> [STORED RECORDS]
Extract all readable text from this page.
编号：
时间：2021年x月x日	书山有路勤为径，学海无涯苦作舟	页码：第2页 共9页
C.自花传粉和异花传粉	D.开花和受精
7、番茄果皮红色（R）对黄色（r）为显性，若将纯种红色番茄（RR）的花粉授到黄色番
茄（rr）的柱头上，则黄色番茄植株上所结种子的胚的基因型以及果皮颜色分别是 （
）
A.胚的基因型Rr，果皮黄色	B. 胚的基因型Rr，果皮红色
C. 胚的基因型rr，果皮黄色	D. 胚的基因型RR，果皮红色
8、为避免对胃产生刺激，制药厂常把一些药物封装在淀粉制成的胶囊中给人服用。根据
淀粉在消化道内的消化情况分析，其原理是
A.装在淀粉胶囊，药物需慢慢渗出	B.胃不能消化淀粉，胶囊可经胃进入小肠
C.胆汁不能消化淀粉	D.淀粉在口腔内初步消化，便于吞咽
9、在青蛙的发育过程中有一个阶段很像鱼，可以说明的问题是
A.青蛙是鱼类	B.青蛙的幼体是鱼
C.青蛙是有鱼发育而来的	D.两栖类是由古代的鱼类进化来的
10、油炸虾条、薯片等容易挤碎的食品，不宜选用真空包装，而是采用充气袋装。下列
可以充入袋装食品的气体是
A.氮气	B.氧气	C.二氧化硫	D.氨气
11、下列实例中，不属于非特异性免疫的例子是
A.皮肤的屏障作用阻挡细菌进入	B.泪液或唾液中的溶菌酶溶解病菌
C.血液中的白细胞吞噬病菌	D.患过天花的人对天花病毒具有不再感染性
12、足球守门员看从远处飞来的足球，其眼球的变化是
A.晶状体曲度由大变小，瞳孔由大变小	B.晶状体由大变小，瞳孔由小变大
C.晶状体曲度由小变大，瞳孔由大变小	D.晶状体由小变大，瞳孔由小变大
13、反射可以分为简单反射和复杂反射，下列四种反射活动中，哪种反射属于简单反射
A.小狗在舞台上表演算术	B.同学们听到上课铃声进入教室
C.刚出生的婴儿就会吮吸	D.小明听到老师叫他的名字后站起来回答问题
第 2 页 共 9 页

> [PROBLEM REQUIREMENTS] Output the complete data exactly as written.

> [COMPLETE RESPONSE]
Extract all readable text from this page.
编号：
时间：2021年x月x日	书山有路勤为径，学海无涯苦作舟	页码：第2页 共9页
C.自花传粉和异花传粉	D.开花和受精
7、番茄果皮红色（R）对黄色（r）为显性，若将纯种红色番茄（RR）的花粉授到黄色番
茄（rr）的柱头上，则黄色番茄植株上所结种子的胚的基因型以及果皮颜色分别是 （
）
A.胚的基因型Rr，果皮黄色	B. 胚的基因型Rr，果皮红色
C. 胚的基因型rr，果皮黄色	D. 胚的基因型RR，果皮红色
8、为避免对胃产生刺激，制药厂常把一些药物封装在淀粉制成的胶囊中给人服用。根据
淀粉在消化道内的消化情况分析，其原理是
A.装在淀粉胶囊，药物需慢慢渗出	B.胃不能消化淀粉，胶囊可经胃进入小肠
C.胆汁不能消化淀粉	D.淀粉在口腔内初步消化，便于吞咽
9、在青蛙的发育过程中有一个阶段很像鱼，可以说明的问题是
A.青蛙是鱼类	B.青蛙的幼体是鱼
C.青蛙是有鱼发育而来的	D.两栖类是由古代的鱼类进化来的
10、油炸虾条、薯片等容易挤碎的食品，不宜选用真空包装，而是采用充气袋装。下列
可以充入袋装食品的气体是
A.氮气	B.氧气	C.二氧化硫	D.氨气
11、下列实例中，不属于非特异性免疫的例子是
A.皮肤的屏障作用阻挡细菌进入	B.泪液或唾液中的溶菌酶溶解病菌
C.血液中的白细胞吞噬病菌	D.患过天花的人对天花病毒具有不再感染性
12、足球守门员看从远处飞来的足球，其眼球的变化是
A.晶状体曲度由大变小，瞳孔由大变小	B.晶状体由大变小，瞳孔由小变大
C.晶状体曲度由小变大，瞳孔由大变小	D.晶状体由小变大，瞳孔由小变大
13、反射可以分为简单反射和复杂反射，下列四种反射活动中，哪种反射属于简单反射
A.小狗在舞台上表演算术	B.同学们听到上课铃声进入教室
C.刚出生的婴儿就会吮吸	D.小明听到老师叫他的名字后站起来回答问题
第 2 页 共 9 页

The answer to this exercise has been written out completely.